Exercise instructions
How many of the lines below contain "salida"? Answer with that number alone.

################

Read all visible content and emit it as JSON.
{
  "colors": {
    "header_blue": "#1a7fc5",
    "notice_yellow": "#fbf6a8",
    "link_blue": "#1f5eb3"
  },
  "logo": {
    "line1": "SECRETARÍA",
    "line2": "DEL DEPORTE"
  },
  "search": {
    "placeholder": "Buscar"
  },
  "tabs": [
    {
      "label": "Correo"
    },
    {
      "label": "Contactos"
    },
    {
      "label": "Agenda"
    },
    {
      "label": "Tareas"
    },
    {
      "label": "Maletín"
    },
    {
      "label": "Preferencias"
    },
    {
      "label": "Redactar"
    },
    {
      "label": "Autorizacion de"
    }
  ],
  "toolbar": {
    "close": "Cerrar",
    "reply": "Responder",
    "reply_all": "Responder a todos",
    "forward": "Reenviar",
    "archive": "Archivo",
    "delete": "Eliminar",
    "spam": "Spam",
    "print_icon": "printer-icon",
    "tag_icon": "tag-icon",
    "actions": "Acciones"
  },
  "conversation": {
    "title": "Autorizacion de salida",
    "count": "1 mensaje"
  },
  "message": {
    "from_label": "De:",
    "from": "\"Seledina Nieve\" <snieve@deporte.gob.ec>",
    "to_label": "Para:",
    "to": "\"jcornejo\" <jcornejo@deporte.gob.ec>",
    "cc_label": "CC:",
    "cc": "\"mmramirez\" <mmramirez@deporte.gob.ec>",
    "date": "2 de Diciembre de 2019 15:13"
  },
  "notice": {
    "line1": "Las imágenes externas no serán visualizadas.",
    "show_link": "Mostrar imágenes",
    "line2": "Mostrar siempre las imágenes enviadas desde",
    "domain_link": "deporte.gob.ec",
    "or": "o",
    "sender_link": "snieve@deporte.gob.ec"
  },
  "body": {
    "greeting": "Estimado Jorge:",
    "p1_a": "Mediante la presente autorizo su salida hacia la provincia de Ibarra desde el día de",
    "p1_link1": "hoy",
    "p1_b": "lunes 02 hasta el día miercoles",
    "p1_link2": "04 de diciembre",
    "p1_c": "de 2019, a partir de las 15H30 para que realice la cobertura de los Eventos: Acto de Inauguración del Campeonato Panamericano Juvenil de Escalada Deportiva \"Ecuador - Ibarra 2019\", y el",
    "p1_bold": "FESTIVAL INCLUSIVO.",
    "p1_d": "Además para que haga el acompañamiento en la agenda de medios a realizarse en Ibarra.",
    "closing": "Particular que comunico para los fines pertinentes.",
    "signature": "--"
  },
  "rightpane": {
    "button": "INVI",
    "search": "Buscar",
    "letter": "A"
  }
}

################

Result below
2